-- start of Document section --

Thanks for such a clear answer! makes perfect sense now
As an aside, this answer has some extraneous parentheses I think it'd be better style to remove: both uses of helper don't need parens.
It's a conscious choice @amalloy: I try to minimize changes to the OP's code besides those necessary to answer the question. This way there is less chance of confusion.
Ah, I didn't notice you'd copied those sections directly. I agree, good decision to leave the parens alone.
However, the output isn't the same as the example which starts from (1,1). I've tried to replace++ with : raising an error. How to fix this?
4

The problem is that the scope of the where-clause covers only the last equation. I'd usually suggest using a case-expression instead of multiple equations. However, since you are doing pattern matches on two arguments, doing that here requires either matching on a pair, as in Fyodor Soikin's answer, or nested case-expressions:

gridList :: Integer -> Integer -> [(Integer,Integer)]
gridList x y = case x of
    1 -> case y of
        1 -> [(1,1)]
        _ -> helper 1 y
    _ -> helper x y ++ gridList (x-1) y
    where 
    helper :: Integer -> Integer -> [(Integer, Integer)]
    helper x 1 = [(x,1)]
    helper x y = (x,y) : helper x (y-1)

-- end of Document section --
-- start of Record extracts --

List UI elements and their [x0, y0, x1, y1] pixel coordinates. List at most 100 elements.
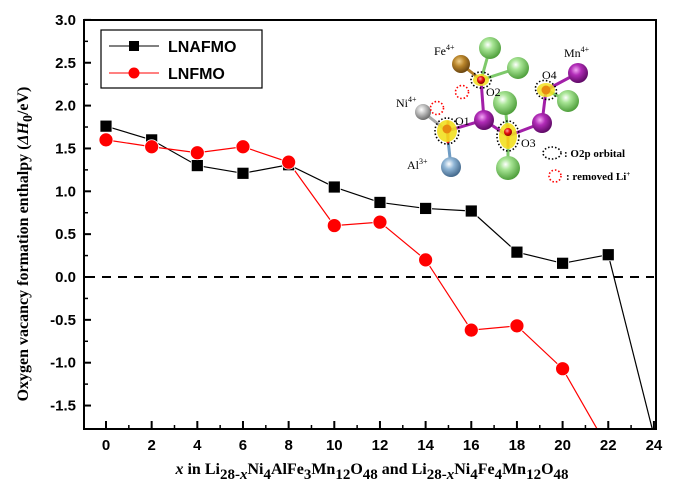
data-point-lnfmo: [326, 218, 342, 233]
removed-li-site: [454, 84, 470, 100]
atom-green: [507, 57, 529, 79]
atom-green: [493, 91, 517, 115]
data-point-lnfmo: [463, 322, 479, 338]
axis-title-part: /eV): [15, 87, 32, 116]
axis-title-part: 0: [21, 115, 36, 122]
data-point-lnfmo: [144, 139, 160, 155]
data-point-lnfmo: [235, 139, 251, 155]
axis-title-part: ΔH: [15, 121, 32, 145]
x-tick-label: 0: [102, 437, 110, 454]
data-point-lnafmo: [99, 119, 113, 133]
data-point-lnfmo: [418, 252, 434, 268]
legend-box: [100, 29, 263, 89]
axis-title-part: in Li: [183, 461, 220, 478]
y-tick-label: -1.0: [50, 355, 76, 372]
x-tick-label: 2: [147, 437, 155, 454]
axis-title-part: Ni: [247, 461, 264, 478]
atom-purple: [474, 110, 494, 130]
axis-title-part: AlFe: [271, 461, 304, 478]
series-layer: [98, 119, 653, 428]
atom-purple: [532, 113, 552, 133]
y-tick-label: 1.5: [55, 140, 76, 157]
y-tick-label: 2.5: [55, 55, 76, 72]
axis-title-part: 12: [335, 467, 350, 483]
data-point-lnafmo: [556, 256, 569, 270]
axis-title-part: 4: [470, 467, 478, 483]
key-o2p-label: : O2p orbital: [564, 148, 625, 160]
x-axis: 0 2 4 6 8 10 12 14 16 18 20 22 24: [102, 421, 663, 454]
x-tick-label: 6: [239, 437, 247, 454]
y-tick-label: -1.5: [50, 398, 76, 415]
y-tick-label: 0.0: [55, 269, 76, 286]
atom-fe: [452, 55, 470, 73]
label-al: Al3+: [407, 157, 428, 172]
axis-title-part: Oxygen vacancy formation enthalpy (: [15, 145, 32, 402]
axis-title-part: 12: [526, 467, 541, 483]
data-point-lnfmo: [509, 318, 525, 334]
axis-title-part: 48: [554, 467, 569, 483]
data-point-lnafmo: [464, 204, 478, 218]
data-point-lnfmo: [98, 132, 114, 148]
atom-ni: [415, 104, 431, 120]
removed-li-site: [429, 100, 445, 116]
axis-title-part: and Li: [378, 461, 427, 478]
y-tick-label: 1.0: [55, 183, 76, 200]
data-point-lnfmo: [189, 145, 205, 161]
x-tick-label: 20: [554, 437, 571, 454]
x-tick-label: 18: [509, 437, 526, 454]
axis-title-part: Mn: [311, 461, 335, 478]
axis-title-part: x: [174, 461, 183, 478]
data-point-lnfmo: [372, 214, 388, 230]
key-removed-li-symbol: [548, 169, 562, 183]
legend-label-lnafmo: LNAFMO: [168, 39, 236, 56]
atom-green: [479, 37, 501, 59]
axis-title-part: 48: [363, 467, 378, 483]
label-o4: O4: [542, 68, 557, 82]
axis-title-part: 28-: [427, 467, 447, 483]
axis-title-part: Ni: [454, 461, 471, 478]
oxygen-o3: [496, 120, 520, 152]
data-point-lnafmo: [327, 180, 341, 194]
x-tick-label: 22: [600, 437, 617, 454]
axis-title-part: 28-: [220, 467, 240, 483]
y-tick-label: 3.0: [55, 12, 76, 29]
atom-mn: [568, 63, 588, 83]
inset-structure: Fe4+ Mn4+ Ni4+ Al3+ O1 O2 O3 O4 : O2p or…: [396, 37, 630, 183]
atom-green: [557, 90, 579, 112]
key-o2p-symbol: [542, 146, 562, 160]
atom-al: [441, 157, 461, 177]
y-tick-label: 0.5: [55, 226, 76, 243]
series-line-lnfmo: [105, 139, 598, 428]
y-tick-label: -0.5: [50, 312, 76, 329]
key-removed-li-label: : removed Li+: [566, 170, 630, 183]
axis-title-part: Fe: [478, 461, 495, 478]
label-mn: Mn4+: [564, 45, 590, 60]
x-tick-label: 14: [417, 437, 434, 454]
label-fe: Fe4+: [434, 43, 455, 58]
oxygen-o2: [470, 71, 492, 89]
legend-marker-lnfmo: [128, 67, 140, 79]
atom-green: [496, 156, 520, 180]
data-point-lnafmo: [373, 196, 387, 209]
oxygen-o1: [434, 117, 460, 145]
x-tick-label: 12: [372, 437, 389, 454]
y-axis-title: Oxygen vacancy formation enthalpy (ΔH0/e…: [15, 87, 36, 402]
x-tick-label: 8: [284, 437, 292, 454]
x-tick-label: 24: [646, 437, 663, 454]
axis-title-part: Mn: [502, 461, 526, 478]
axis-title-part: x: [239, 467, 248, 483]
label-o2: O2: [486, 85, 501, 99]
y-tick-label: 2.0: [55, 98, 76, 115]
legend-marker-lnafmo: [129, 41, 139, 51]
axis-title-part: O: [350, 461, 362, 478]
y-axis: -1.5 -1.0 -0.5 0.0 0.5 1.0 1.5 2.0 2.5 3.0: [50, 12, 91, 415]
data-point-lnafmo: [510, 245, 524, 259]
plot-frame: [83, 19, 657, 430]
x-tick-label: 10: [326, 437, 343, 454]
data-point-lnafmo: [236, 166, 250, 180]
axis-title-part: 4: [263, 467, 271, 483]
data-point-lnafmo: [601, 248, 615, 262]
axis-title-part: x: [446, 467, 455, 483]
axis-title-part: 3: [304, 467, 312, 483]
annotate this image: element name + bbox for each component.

-- end of Record extracts --
-- start of Record extracts --

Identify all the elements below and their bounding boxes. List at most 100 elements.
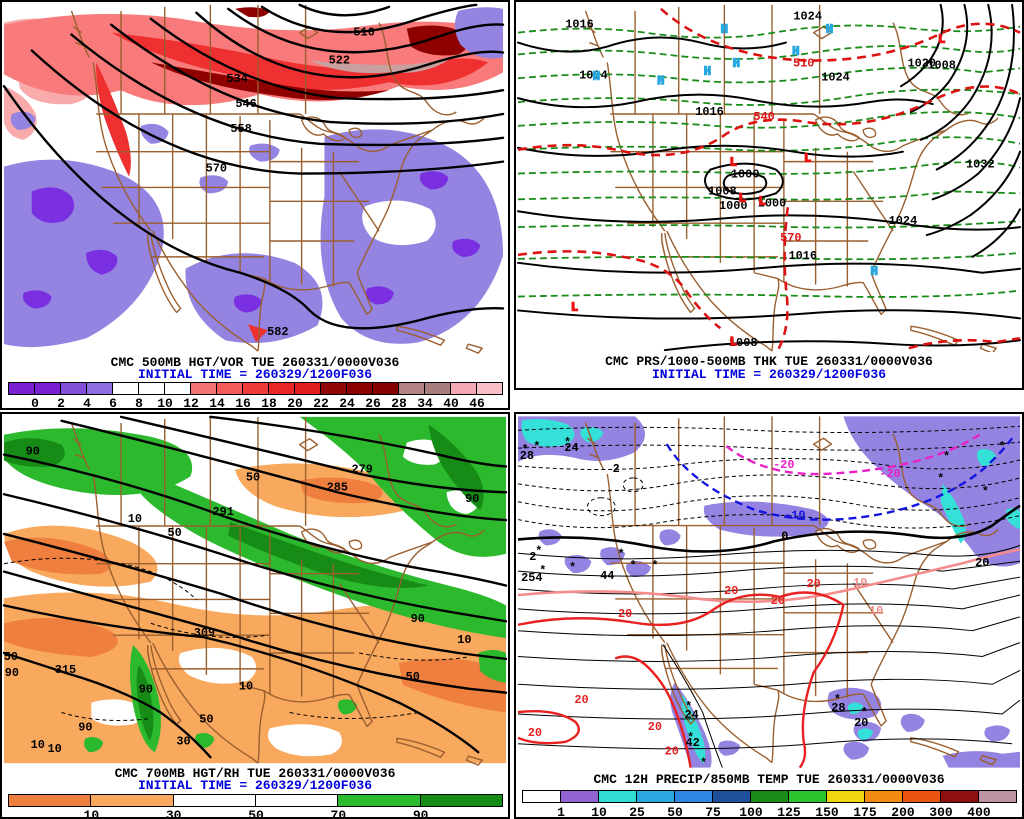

-- end of Record extracts --

> **Brief**: Turn the paragraph in the thread that begins "The problem is that the scope" into a short list that keeps its main facts. Work only from the thread here and leave the data aside.

> **Answer for this exercise**:
- The where-clause's scope covers only the last equation.
- A case-expression is usually a better choice than multiple equations.
- Because the pattern matches are on two arguments, this means either matching on a pair (as in Fyodor Soikin's answer) or using nested case-expressions.